It began with an old man who loved music more than Orpheus. What Loves he had lost to death and disease didn’t compare to his devotion— and mastery— of music. This is a true story. It is not fiction, it is documentary. The names have not been changed because there are no innocents. It involves some of the legends of the audiophile world— Thrax and EnKlein— as well as mysterious newcomers like AudioNec, Trafomatic, and Synaestec. Like all mysteries there is an element of deceit, naivete, incompetence, lavish sums of money, and death. And, like all con games, it begins with a bad actor… in this case a dealer. And he goes by Prana Distributions, LLC.
Every con game starts with a hook. In this case, the Mark had been hooked years ago. His love of music and brought him into the audiophile world little by little. The systems changed every few years, and despite not belonging to the economic class of the wealthiest of music-lovers in his every day life, he slowly entered that world in his listening room. Two years ago, he owned a pair of Thrax Lyra speakers, with Basus subwoofers, Thrax Spartacus amplifier, CEC player and transport, and EnKlein cables to bring out the best the system had to offer. The hook was deep in him. All that was needed was someone to pull on that hook… to convince him that there was a more magical listening experience. For a price. The question was how to convince someone to spend $205,000 dollars on a stereo system he’d never heard. Prana Distributions had the answer: a guarantee.

=======

Copy the audiophile con story word for word, from "Every con game" up to and including "answer: a guarantee.". The listing comes from a source unrelated to the audiophile con story.

=======

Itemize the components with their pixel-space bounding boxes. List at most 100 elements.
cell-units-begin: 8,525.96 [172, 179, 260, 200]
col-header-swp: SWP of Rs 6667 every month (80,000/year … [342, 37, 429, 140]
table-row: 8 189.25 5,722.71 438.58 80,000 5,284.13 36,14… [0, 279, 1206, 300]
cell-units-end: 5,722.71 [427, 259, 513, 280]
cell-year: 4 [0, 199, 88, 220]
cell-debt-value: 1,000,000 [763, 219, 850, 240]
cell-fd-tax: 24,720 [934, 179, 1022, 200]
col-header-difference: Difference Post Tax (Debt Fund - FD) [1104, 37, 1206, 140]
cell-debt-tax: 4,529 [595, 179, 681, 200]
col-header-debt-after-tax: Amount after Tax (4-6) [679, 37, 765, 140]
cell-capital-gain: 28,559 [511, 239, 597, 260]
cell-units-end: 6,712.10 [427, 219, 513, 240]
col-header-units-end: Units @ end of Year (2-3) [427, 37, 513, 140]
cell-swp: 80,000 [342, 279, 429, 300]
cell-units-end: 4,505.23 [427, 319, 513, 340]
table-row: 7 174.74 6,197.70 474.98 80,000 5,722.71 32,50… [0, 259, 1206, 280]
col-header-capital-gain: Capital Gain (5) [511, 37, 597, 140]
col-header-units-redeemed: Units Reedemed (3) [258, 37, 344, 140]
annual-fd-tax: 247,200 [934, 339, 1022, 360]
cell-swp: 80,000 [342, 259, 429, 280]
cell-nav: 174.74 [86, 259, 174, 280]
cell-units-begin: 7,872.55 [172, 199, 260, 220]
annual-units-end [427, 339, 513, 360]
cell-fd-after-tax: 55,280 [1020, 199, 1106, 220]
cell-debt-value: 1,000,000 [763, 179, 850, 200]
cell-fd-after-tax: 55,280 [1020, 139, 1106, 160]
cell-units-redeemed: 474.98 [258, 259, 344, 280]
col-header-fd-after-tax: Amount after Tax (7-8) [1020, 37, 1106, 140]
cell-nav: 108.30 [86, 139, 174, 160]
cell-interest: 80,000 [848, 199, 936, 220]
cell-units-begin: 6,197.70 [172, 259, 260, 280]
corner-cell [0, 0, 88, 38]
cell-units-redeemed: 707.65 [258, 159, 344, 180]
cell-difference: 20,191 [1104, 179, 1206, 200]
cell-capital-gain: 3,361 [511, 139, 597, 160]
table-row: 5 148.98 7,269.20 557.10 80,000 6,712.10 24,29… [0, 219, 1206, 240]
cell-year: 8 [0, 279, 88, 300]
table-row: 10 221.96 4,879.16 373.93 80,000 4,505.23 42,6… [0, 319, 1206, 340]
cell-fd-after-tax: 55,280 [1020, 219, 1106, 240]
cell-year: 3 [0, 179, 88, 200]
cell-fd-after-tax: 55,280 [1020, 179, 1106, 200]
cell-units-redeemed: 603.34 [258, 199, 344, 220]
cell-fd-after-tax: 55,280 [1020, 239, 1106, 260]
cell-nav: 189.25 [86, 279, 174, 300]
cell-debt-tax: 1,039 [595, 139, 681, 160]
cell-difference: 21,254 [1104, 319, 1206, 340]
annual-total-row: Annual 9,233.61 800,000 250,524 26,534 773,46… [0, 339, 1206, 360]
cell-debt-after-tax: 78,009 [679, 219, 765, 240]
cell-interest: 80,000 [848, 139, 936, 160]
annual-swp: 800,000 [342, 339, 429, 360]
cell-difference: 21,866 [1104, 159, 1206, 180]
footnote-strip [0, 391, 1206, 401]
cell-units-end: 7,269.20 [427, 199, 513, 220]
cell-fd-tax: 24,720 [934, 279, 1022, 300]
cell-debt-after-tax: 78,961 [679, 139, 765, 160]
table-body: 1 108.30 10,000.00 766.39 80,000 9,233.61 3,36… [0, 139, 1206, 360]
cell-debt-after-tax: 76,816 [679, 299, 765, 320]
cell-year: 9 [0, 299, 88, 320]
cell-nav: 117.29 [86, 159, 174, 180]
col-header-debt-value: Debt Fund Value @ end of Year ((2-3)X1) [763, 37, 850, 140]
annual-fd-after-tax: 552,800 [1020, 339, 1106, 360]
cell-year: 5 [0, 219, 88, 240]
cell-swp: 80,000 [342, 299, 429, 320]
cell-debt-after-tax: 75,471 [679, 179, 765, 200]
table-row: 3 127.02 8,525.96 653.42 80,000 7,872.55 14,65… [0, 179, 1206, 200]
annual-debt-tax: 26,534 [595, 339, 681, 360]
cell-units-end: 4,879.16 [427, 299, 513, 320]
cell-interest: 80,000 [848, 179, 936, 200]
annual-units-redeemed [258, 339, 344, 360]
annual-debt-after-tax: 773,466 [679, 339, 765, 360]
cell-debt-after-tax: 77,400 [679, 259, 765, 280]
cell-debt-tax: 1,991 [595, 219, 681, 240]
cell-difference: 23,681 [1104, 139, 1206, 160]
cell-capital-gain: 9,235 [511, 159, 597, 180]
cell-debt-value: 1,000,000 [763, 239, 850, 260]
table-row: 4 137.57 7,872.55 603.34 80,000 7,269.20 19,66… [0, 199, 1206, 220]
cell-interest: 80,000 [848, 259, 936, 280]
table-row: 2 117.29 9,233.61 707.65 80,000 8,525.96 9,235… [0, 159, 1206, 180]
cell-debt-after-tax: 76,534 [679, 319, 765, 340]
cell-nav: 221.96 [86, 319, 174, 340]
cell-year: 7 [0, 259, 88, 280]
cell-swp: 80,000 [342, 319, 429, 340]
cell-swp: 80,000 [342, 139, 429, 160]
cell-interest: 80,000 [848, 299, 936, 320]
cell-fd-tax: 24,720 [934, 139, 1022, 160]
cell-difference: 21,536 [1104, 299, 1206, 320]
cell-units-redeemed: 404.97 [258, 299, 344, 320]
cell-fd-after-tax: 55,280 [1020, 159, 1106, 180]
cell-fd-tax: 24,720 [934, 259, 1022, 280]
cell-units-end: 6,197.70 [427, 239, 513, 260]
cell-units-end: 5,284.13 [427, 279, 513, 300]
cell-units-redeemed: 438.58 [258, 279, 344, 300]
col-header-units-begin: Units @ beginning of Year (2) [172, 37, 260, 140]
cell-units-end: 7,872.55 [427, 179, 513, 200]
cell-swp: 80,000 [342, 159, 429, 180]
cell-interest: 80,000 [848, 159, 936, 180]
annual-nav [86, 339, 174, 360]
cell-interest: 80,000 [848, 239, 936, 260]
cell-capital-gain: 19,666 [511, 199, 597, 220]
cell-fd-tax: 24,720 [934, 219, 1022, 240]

=======

OUTPUT OF THE EXERCISE:
Every con game starts with a hook. In this case, the Mark had been hooked years ago. His love of music and brought him into the audiophile world little by little. The systems changed every few years, and despite not belonging to the economic class of the wealthiest of music-lovers in his every day life, he slowly entered that world in his listening room. Two years ago, he owned a pair of Thrax Lyra speakers, with Basus subwoofers, Thrax Spartacus amplifier, CEC player and transport, and EnKlein cables to bring out the best the system had to offer. The hook was deep in him. All that was needed was someone to pull on that hook… to convince him that there was a more magical listening experience. For a price. The question was how to convince someone to spend $205,000 dollars on a stereo system he’d never heard. Prana Distributions had the answer: a guarantee.